▶ [Your objective]
Transcribe the records word for word from their first line through the line containing "list-item-2: 2) направлено", including both of those lines.

..........

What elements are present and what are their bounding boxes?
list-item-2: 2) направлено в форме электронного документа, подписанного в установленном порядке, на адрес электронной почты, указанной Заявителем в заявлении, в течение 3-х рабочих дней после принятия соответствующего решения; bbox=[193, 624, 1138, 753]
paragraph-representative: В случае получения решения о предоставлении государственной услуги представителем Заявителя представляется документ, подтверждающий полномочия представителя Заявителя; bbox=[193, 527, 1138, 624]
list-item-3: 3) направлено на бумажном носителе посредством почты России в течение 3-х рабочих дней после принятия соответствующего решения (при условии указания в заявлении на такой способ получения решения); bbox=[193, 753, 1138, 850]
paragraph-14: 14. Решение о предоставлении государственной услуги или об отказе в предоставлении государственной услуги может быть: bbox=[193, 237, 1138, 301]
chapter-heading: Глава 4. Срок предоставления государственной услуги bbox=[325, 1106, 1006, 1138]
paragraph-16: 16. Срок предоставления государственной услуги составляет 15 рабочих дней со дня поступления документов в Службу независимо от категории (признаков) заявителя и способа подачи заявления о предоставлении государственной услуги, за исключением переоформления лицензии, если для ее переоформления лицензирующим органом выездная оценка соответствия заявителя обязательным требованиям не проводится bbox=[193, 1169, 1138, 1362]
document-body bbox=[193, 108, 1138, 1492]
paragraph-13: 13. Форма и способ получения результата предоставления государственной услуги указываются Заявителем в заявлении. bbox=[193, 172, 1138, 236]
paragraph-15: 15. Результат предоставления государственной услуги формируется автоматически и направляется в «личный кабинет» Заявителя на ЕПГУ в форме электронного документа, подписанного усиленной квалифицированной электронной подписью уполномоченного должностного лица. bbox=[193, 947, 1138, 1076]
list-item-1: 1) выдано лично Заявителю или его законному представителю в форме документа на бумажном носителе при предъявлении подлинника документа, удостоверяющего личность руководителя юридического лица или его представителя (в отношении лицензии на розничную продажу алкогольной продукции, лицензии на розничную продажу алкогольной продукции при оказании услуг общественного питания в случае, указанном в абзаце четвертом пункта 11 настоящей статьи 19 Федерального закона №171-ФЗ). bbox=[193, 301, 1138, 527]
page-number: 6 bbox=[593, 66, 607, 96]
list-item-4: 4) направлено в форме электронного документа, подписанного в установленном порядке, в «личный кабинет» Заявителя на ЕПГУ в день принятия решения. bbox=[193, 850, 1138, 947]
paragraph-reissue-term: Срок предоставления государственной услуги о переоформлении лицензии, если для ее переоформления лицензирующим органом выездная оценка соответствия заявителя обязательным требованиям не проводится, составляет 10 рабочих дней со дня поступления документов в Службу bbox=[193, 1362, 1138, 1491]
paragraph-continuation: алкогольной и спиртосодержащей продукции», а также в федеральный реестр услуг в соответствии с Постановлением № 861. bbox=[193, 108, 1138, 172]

..........

▶ [Answer in full]
What elements are present and what are their bounding boxes?
list-item-2: 2) направлено в форме электронного документа, подписанного в установленном порядке, на адрес электронной почты, указанной Заявителем в заявлении, в течение 3-х рабочих дней после принятия соответствующего решения; bbox=[193, 624, 1138, 753]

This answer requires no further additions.